THE RECORDS:

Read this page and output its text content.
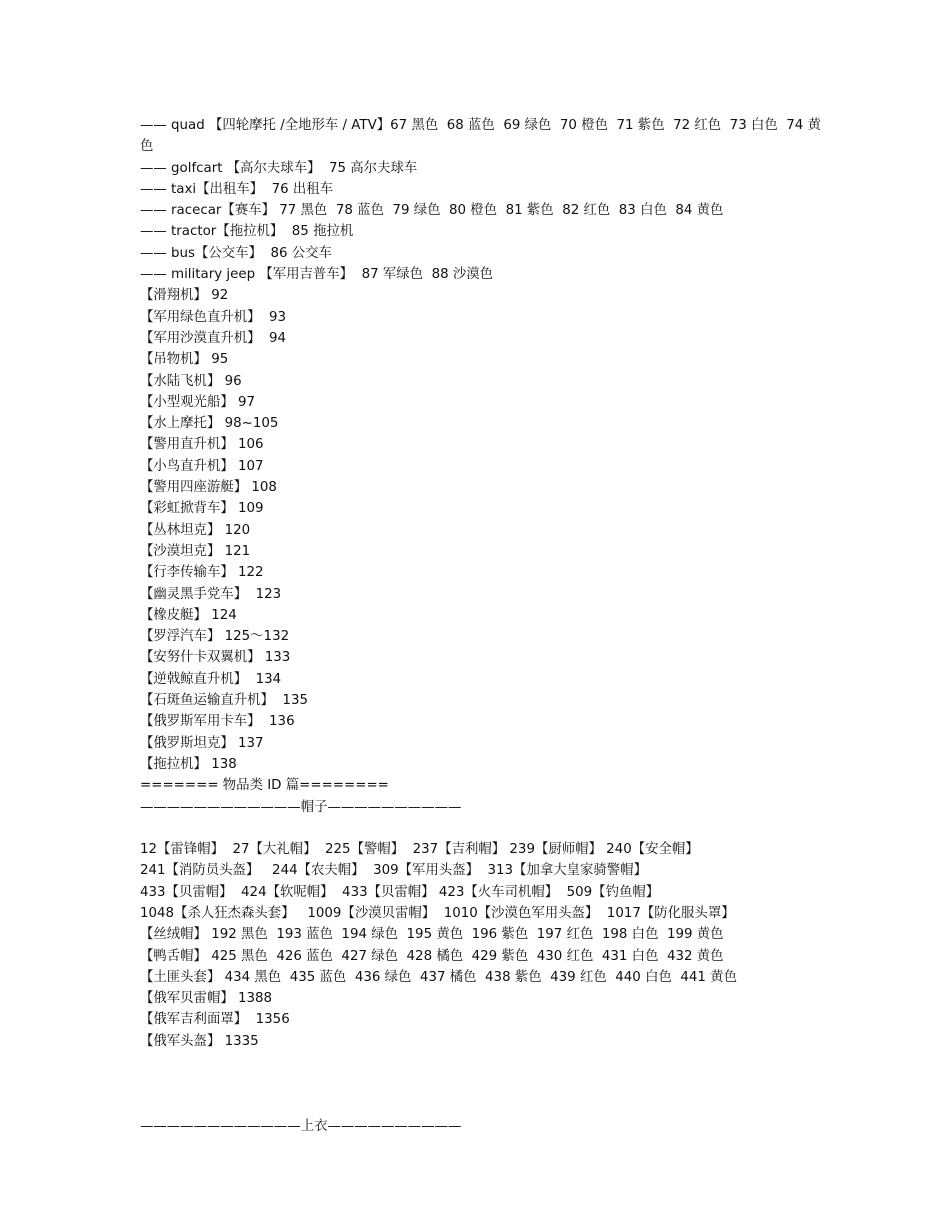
—— quad 【四轮摩托 /全地形车 / ATV】67 黑色  68 蓝色  69 绿色  70 橙色  71 紫色  72 红色  73 白色  74 黄色
—— golfcart 【高尔夫球车】  75 高尔夫球车
—— taxi【出租车】  76 出租车
—— racecar【赛车】 77 黑色  78 蓝色  79 绿色  80 橙色  81 紫色  82 红色  83 白色  84 黄色
—— tractor【拖拉机】  85 拖拉机
—— bus【公交车】  86 公交车
—— military jeep 【军用吉普车】  87 军绿色  88 沙漠色
【滑翔机】 92
【军用绿色直升机】  93
【军用沙漠直升机】  94
【吊物机】 95
【水陆飞机】 96
【小型观光船】 97
【水上摩托】 98~105
【警用直升机】 106
【小鸟直升机】 107
【警用四座游艇】 108
【彩虹掀背车】 109
【丛林坦克】 120
【沙漠坦克】 121
【行李传输车】 122
【幽灵黑手党车】  123
【橡皮艇】 124
【罗浮汽车】 125～132
【安努什卡双翼机】 133
【逆戟鲸直升机】  134
【石斑鱼运输直升机】  135
【俄罗斯军用卡车】  136
【俄罗斯坦克】 137
【拖拉机】 138
======= 物品类 ID 篇========
————————————帽子——————————
12【雷锋帽】  27【大礼帽】  225【警帽】  237【吉利帽】 239【厨师帽】 240【安全帽】
241【消防员头盔】   244【农夫帽】  309【军用头盔】  313【加拿大皇家骑警帽】
433【贝雷帽】  424【软呢帽】  433【贝雷帽】 423【火车司机帽】  509【钓鱼帽】
1048【杀人狂杰森头套】   1009【沙漠贝雷帽】  1010【沙漠色军用头盔】  1017【防化服头罩】
【丝绒帽】 192 黑色  193 蓝色  194 绿色  195 黄色  196 紫色  197 红色  198 白色  199 黄色
【鸭舌帽】 425 黑色  426 蓝色  427 绿色  428 橘色  429 紫色  430 红色  431 白色  432 黄色
【土匪头套】 434 黑色  435 蓝色  436 绿色  437 橘色  438 紫色  439 红色  440 白色  441 黄色
【俄军贝雷帽】 1388
【俄军吉利面罩】  1356
【俄军头盔】 1335
————————————上衣——————————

EXERCISE OBJECTIVE:
Nothing in the entries should change as you copy them, except that the pictures are left out.

CORRECT RESULT:
Read this page and output its text content.
—— quad 【四轮摩托 /全地形车 / ATV】67 黑色  68 蓝色  69 绿色  70 橙色  71 紫色  72 红色  73 白色  74 黄色
—— golfcart 【高尔夫球车】  75 高尔夫球车
—— taxi【出租车】  76 出租车
—— racecar【赛车】 77 黑色  78 蓝色  79 绿色  80 橙色  81 紫色  82 红色  83 白色  84 黄色
—— tractor【拖拉机】  85 拖拉机
—— bus【公交车】  86 公交车
—— military jeep 【军用吉普车】  87 军绿色  88 沙漠色
【滑翔机】 92
【军用绿色直升机】  93
【军用沙漠直升机】  94
【吊物机】 95
【水陆飞机】 96
【小型观光船】 97
【水上摩托】 98~105
【警用直升机】 106
【小鸟直升机】 107
【警用四座游艇】 108
【彩虹掀背车】 109
【丛林坦克】 120
【沙漠坦克】 121
【行李传输车】 122
【幽灵黑手党车】  123
【橡皮艇】 124
【罗浮汽车】 125～132
【安努什卡双翼机】 133
【逆戟鲸直升机】  134
【石斑鱼运输直升机】  135
【俄罗斯军用卡车】  136
【俄罗斯坦克】 137
【拖拉机】 138
======= 物品类 ID 篇========
————————————帽子——————————
12【雷锋帽】  27【大礼帽】  225【警帽】  237【吉利帽】 239【厨师帽】 240【安全帽】
241【消防员头盔】   244【农夫帽】  309【军用头盔】  313【加拿大皇家骑警帽】
433【贝雷帽】  424【软呢帽】  433【贝雷帽】 423【火车司机帽】  509【钓鱼帽】
1048【杀人狂杰森头套】   1009【沙漠贝雷帽】  1010【沙漠色军用头盔】  1017【防化服头罩】
【丝绒帽】 192 黑色  193 蓝色  194 绿色  195 黄色  196 紫色  197 红色  198 白色  199 黄色
【鸭舌帽】 425 黑色  426 蓝色  427 绿色  428 橘色  429 紫色  430 红色  431 白色  432 黄色
【土匪头套】 434 黑色  435 蓝色  436 绿色  437 橘色  438 紫色  439 红色  440 白色  441 黄色
【俄军贝雷帽】 1388
【俄军吉利面罩】  1356
【俄军头盔】 1335
————————————上衣——————————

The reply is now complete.